ASSIGNMENT:
Answer these questions using the liver bioassay abstract below:
1. What dose of diethylnitrosamine was given, and at what time?
2. For how long did pentachlorobenzene treatment continue?
3. Which model produced adequate simulations of both the size and number of foci?

A physiologically based pharmacodynamic analysis of hepatic foci within a medium-term liver bioassay using pentachlorobenzene as a promoter and diethylnitrosamine as an initiator.

ABSTRACT

A stochastic clonal growth model for describing quantitative changes in size and number of putative preneoplastic lesions was modified to analyze the time-course information of cell proliferation and glutathione S-transferase pi (GST-P) foci within a medium-term bioassay. The study used F344 rats and a single initiating event using diethylnitrosamine (200 mg/kg ip) at Week 0. After a 2-week recovery period, chemical treatment began by gavage administration of pentachlorobenzene (PeCB; 100 micromol/kg/day, 7 days/week) in a corn oil vehicle and continued for 6 weeks. One week after beginning gavage dosing, a two-thirds partial hepatectomy was performed and the animals were serially euthanized at 48, 120, 168, 624, and 840 h postsurgery, which corresponds to 216, 288, 336, 792, and 1008 h following the beginning of PeCB treatment, respectively. For analysis, two types of models were evaluated for describing the time-course changes in GST-P foci. First, a sequential model describing the transformation of normal cells into a homogenous initiated cell population (i.e., one-cell model). Second, a two-cell model that describes a heterogeneous foci population by splitting the initiated cell population into two distinct types. In our study, the one-cell model was unable to adequately represent the time-course data for changes in both size and number of foci. In contrast, the two-cell model, which was parameterized to describe a negative selection mechanism, produced adequate simulations of both the size and number of foci. This model-based analysis suggested that the differences between PeCB-treated and untreated animals were primarily in parameters involving the rates of cell death.

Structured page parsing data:
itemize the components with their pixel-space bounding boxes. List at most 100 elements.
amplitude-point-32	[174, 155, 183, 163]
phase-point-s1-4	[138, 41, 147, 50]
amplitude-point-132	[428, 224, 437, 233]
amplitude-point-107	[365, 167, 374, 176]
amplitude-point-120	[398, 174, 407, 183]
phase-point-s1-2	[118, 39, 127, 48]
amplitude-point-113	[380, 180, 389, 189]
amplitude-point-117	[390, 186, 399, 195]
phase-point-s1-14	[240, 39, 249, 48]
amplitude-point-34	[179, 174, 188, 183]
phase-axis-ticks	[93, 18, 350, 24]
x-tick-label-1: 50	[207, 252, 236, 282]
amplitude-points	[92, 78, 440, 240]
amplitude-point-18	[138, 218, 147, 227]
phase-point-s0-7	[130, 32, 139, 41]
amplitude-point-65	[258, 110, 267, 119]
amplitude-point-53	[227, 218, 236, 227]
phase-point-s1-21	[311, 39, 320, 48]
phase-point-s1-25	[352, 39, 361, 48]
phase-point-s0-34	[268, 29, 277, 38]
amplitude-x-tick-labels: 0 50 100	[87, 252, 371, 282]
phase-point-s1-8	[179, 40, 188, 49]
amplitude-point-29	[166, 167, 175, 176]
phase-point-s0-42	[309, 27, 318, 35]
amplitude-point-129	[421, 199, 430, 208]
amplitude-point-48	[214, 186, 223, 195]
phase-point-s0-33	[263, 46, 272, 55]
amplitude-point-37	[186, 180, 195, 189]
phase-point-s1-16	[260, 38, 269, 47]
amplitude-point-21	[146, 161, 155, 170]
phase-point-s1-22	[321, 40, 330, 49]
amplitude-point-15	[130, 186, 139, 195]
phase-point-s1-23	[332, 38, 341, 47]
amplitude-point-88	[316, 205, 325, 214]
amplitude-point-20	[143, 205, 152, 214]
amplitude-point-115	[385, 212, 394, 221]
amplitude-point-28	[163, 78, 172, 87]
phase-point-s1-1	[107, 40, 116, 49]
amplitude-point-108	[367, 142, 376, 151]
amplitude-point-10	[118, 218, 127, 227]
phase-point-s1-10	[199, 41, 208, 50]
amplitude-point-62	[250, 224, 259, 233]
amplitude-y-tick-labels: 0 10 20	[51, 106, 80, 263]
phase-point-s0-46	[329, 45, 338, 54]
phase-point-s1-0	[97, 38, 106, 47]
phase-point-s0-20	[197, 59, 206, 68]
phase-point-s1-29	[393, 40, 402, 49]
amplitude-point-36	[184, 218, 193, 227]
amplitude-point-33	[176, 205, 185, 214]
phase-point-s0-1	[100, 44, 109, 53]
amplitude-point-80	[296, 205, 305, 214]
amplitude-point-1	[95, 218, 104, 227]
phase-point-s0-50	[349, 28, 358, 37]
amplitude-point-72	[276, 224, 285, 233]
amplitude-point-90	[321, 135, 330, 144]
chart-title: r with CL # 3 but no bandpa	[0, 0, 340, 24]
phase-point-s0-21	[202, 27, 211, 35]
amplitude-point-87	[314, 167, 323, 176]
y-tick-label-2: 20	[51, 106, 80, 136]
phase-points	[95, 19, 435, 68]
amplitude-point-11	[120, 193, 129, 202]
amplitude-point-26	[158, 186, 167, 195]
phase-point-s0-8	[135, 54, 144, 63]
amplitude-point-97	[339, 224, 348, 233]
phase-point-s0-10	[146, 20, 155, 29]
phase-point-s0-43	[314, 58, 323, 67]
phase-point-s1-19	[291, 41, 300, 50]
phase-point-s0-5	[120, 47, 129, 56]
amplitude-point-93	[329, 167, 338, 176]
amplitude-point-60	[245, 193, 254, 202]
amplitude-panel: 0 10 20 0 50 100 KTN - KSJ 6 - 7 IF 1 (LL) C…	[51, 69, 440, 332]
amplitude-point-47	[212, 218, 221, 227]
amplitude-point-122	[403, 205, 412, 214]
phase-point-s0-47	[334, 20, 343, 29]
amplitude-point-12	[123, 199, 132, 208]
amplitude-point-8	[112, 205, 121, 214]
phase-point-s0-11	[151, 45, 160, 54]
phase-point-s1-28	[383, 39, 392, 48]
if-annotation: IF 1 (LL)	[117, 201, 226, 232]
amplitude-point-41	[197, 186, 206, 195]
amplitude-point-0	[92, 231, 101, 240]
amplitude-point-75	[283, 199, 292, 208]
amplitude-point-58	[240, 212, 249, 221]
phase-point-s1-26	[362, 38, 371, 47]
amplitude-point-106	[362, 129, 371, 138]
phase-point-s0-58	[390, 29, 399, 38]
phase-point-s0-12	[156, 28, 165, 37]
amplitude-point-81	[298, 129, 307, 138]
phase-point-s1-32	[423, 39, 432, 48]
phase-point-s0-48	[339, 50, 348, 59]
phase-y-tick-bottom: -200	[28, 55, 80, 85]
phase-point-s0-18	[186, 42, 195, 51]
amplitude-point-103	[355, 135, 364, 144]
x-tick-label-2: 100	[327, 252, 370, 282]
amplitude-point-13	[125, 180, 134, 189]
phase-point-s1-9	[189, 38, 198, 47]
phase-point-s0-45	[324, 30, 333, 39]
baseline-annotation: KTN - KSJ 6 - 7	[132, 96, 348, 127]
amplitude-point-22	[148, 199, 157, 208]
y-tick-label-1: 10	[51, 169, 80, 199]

YOUR SOLUTION:
1. 200 mg/kg ip, at Week 0.
2. 6 weeks.
3. The two-cell model.